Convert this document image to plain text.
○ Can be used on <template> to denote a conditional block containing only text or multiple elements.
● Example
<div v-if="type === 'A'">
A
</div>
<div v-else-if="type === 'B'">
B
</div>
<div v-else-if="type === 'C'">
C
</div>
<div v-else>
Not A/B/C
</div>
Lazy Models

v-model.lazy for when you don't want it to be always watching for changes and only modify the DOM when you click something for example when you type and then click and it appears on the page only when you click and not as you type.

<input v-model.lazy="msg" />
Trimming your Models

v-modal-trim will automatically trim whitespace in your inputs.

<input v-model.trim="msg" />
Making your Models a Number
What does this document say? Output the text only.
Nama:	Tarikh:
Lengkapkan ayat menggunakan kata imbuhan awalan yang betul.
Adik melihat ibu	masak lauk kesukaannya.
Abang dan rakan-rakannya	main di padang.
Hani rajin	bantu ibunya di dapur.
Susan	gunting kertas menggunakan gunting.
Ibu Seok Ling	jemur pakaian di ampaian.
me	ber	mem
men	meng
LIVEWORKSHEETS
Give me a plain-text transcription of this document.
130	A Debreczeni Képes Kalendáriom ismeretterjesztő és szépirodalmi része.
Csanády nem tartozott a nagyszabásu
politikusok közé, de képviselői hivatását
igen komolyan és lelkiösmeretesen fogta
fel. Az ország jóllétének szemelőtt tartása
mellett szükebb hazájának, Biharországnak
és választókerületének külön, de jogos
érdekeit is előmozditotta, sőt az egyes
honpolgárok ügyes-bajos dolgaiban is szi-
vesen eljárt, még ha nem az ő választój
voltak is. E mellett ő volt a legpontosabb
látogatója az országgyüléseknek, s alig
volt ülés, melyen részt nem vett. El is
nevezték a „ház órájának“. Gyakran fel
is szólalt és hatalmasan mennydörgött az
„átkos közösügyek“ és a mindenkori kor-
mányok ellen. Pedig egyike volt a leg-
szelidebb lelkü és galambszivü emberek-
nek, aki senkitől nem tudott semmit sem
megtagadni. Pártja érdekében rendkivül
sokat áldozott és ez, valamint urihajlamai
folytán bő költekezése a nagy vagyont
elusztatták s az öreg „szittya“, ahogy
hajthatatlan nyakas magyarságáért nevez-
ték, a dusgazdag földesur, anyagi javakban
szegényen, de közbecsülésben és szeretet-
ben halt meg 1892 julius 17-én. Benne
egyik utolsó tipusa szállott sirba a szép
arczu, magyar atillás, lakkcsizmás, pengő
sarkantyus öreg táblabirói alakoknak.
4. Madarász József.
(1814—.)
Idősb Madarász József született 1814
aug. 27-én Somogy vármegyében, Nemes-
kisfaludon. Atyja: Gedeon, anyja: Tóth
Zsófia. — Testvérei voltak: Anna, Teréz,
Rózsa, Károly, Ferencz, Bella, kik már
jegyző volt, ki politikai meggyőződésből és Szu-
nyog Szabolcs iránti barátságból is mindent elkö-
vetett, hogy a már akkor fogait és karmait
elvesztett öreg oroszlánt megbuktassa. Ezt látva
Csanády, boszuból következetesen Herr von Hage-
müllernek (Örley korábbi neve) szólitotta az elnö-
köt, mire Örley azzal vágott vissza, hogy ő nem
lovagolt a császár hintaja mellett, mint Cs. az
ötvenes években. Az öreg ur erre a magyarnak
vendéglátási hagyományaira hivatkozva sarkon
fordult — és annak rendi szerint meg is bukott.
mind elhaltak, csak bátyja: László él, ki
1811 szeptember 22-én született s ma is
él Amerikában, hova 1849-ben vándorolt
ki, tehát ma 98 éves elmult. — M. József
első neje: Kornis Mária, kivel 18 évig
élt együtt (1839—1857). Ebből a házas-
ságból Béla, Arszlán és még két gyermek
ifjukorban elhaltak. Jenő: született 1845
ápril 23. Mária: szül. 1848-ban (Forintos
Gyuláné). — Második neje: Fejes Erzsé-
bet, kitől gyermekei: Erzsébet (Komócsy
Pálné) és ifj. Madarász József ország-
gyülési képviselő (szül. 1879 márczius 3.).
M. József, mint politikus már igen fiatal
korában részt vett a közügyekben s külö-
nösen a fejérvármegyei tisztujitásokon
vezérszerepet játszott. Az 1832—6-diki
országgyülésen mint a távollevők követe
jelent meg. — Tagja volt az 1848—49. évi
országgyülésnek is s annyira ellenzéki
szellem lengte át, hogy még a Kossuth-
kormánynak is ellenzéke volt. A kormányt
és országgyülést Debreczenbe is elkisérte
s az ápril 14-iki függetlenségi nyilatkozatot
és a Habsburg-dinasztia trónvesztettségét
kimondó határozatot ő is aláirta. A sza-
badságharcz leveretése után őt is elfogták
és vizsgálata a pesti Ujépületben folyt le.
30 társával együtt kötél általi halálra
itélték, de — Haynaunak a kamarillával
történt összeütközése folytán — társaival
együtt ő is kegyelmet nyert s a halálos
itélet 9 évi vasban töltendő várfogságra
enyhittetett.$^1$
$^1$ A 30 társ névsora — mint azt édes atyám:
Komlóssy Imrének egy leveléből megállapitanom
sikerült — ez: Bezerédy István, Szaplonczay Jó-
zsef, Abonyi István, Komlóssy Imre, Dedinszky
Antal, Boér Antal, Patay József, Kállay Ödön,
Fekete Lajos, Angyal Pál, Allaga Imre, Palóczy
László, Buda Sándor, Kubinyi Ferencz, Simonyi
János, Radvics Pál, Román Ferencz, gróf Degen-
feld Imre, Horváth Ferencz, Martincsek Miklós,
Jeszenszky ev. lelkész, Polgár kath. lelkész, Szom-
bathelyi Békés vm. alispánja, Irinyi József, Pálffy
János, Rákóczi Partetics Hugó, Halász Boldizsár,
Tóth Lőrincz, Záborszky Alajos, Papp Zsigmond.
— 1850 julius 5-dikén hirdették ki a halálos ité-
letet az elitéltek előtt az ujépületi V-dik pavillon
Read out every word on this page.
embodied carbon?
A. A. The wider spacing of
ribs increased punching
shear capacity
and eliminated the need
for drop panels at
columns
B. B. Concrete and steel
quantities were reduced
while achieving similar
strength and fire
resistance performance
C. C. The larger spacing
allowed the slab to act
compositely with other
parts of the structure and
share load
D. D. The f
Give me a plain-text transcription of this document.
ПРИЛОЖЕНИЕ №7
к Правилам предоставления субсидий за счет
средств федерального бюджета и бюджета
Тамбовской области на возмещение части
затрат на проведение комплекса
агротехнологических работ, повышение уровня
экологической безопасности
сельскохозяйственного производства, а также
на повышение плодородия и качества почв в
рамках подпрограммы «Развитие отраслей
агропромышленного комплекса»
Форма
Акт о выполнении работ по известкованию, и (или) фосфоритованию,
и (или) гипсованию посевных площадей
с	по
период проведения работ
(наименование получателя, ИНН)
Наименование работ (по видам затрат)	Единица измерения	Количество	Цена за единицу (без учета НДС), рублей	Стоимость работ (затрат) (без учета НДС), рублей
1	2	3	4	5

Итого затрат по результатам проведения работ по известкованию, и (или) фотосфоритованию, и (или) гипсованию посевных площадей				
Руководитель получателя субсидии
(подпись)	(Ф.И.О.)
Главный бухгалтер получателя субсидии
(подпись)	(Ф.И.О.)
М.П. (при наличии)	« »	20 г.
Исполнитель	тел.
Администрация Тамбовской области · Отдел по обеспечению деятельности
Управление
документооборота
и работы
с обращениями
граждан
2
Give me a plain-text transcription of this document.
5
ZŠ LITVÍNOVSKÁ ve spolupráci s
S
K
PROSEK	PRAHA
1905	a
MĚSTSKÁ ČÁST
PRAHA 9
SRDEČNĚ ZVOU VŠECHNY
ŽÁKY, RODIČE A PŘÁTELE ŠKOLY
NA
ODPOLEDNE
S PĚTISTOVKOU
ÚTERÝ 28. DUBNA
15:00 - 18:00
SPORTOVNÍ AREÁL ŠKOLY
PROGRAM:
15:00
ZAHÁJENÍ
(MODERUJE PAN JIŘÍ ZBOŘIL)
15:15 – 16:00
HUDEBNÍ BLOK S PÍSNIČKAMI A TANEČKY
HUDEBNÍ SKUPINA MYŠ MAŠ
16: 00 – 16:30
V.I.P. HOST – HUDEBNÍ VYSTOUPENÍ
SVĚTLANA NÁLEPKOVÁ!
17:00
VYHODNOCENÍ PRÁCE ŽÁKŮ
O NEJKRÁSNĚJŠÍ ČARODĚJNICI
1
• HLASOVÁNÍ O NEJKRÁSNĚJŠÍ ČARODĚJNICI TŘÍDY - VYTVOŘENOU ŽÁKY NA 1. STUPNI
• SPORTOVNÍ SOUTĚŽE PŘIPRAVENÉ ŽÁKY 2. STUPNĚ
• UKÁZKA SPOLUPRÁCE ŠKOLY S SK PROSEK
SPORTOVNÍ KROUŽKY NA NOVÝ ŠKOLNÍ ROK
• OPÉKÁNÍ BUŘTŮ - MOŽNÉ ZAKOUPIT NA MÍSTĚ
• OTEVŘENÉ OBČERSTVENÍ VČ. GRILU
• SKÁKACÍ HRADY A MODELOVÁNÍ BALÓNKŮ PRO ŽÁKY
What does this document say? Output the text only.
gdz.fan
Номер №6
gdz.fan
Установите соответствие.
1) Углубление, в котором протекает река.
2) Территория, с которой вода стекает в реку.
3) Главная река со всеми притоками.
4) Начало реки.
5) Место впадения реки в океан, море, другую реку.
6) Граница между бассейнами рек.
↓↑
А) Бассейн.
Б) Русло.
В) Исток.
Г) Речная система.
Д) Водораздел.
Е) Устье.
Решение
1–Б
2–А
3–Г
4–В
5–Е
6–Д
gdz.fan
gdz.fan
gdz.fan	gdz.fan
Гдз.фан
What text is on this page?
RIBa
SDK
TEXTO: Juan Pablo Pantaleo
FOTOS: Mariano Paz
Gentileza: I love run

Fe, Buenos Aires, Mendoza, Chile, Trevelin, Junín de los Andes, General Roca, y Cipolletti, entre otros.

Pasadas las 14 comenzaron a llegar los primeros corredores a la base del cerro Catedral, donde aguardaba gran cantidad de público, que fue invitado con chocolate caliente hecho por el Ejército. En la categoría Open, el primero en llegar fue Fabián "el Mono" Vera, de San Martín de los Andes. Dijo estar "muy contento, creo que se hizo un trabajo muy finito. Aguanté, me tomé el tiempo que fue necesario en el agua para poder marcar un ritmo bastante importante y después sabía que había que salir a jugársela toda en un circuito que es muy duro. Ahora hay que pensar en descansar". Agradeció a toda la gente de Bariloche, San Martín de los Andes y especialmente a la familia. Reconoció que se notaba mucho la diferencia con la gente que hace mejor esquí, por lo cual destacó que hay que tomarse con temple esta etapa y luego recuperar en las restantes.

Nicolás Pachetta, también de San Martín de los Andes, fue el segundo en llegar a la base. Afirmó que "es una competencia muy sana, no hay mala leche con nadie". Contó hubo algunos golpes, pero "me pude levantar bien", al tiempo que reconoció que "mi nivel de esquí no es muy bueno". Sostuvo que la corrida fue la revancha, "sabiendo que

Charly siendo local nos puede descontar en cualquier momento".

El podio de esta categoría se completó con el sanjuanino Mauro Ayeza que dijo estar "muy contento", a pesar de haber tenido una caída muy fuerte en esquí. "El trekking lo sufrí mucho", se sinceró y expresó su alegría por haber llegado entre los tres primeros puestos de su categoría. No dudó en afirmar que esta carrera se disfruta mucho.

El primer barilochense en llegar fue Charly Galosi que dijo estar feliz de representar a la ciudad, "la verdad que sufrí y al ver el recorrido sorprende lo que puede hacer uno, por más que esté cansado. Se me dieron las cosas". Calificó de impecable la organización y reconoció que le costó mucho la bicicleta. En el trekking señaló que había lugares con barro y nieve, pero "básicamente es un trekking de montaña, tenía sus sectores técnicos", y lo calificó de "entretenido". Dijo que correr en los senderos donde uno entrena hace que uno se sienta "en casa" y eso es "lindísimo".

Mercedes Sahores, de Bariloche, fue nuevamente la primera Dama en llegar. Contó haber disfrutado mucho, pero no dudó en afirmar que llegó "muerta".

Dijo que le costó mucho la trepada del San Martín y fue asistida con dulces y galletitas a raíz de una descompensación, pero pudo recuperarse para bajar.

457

Given exercise ::
Return all lines of the material above in which the word "részt" occurs.

Output for this exercise ::
volt ülés, melyen részt nem vett. El is
korában részt vett a közügyekben s külö-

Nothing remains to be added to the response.